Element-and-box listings
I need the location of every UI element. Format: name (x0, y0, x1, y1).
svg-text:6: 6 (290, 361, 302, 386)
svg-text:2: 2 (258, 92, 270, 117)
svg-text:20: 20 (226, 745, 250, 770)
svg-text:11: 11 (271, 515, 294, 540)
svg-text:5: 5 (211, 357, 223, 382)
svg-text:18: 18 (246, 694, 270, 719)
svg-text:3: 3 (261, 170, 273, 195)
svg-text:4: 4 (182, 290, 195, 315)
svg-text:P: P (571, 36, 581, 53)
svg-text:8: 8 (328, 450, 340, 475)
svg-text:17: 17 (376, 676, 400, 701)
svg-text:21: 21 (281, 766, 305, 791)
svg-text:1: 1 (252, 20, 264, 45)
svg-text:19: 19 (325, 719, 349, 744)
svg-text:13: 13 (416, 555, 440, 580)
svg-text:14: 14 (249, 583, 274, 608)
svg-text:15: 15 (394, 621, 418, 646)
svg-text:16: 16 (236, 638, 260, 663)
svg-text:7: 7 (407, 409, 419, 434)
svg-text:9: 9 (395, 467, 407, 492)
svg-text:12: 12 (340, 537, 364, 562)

* **What the task asks**
Reproduce these lines word for word.

* **The response**
I need the location of every UI element. Format: name (x0, y0, x1, y1).
svg-text:6: 6 (290, 361, 302, 386)
svg-text:2: 2 (258, 92, 270, 117)
svg-text:20: 20 (226, 745, 250, 770)
svg-text:11: 11 (271, 515, 294, 540)
svg-text:5: 5 (211, 357, 223, 382)
svg-text:18: 18 (246, 694, 270, 719)
svg-text:3: 3 (261, 170, 273, 195)
svg-text:4: 4 (182, 290, 195, 315)
svg-text:P: P (571, 36, 581, 53)
svg-text:8: 8 (328, 450, 340, 475)
svg-text:17: 17 (376, 676, 400, 701)
svg-text:21: 21 (281, 766, 305, 791)
svg-text:1: 1 (252, 20, 264, 45)
svg-text:19: 19 (325, 719, 349, 744)
svg-text:13: 13 (416, 555, 440, 580)
svg-text:14: 14 (249, 583, 274, 608)
svg-text:15: 15 (394, 621, 418, 646)
svg-text:16: 16 (236, 638, 260, 663)
svg-text:7: 7 (407, 409, 419, 434)
svg-text:9: 9 (395, 467, 407, 492)
svg-text:12: 12 (340, 537, 364, 562)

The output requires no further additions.